WRITTEN EXERCISE — Continue the blog post below about the History Wars debate over a code of ethics for historians, starting after its last sentence.

Al Bundy has posted an amusing and lengthy shot in the History Wars at his blog. The latest skirmish started with Al posting in my comment box (to this post) a link to an account in the Oz of events at a meeting of the Australian Historical Association, which discussed various proposals including one by Cathie Clement (a fairly frequent commenter at this and other blogs) for a Code of Ethics for historians. The Oz journo (Ean Higgins) appears to have been markedly unimpressed by the code of ethics idea, seeing it as a ‘circle the wagons’ response by ‘black armband’ historians intent more on stifling open debate than encouraging it to be conducted in ethical, civil terms.
Al Bundy’s post is partly a response to this needlessly offensive comment from Rob Corr, as well as Rob’s own recent post. But Al mostly takes aim at Cathie Clement and her code of ethics idea, especially her explanation of it at Rob Corr’s blog.

Element position data —

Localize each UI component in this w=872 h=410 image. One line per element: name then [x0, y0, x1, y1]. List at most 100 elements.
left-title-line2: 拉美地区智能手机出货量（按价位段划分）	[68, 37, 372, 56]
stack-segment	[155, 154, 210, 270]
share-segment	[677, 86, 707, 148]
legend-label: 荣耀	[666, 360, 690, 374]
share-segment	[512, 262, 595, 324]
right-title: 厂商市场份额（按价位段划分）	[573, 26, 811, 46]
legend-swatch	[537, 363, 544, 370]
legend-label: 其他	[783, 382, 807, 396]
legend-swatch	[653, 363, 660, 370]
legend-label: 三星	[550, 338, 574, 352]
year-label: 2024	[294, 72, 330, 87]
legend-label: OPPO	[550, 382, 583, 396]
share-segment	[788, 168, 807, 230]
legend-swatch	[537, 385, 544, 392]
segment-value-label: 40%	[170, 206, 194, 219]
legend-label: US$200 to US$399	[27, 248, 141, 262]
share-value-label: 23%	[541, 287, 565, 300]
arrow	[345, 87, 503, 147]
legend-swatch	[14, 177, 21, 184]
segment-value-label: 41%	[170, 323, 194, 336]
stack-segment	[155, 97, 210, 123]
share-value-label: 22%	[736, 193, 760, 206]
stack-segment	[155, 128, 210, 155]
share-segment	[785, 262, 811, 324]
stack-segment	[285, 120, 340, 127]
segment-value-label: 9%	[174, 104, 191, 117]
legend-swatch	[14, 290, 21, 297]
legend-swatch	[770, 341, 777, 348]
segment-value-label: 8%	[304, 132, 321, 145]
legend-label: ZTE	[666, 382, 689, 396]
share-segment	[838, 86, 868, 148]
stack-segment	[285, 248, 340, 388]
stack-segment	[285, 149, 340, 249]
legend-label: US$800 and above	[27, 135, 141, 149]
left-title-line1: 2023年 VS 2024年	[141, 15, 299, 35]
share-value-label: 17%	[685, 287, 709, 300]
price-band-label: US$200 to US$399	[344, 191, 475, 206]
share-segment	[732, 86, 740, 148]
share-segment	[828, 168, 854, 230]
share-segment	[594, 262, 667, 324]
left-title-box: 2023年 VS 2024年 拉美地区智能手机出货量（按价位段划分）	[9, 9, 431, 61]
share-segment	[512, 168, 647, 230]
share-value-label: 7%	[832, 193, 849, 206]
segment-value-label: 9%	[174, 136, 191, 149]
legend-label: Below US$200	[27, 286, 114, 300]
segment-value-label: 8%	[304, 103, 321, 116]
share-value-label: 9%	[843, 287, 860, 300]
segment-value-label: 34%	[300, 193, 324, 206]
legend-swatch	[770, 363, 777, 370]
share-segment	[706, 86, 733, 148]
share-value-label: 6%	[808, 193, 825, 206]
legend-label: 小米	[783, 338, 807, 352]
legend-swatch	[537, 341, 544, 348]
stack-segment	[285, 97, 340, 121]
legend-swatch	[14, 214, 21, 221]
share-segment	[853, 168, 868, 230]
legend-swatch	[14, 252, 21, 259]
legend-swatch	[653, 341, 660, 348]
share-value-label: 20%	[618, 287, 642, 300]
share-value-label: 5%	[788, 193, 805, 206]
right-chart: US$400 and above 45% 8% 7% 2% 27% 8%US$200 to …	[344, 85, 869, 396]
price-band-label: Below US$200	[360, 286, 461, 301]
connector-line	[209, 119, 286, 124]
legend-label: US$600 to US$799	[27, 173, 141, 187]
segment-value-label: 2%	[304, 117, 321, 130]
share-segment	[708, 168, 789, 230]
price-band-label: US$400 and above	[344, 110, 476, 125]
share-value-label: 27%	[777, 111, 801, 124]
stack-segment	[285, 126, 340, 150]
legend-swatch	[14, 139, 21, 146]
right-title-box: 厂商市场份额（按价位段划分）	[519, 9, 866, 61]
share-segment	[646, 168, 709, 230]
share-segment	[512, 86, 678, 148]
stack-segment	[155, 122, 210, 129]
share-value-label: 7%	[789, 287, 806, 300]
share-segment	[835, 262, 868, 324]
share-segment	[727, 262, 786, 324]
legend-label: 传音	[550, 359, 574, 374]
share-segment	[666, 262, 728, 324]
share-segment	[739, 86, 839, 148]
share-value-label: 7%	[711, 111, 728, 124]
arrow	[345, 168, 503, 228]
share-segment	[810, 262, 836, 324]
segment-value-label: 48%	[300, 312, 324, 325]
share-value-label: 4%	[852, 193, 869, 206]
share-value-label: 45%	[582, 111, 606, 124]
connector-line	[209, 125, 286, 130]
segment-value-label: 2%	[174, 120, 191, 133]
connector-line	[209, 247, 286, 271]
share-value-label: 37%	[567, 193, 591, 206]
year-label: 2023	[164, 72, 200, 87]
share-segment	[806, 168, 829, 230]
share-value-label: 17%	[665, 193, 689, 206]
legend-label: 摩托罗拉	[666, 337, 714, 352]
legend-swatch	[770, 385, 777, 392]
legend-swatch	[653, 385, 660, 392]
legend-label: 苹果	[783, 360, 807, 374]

RESPONSE BELOW —
I tried to post a lengthy comment at Al Bundy’s blog, but his comment box facility is a tad limited to say the least, so I’ve decided to post it here instead:
A stylish and amusing refutation. But you haven’t convinced me that Cathie Clement’s code of ethics is either malevolently intended or necessarily a bad idea (although see below). The fact that she has a disposition towards one side of the debate doesn’t mean she’s trying to stifle the opposition. I invariably have an opinion about issues I post about, but I also sometimes emphasise that I’m not an expert in that area (where that’s the case). I also try to encourage debate about my posts from all sides, and I want that debate to be robust but civil. The fact that Cathie clearly has an opinion doesn’t mean she’s being disingenuous to mention that she’s not an expert on Tasmanian indigenous history, nor does it make her a “shill” for the ‘black armband’ mob.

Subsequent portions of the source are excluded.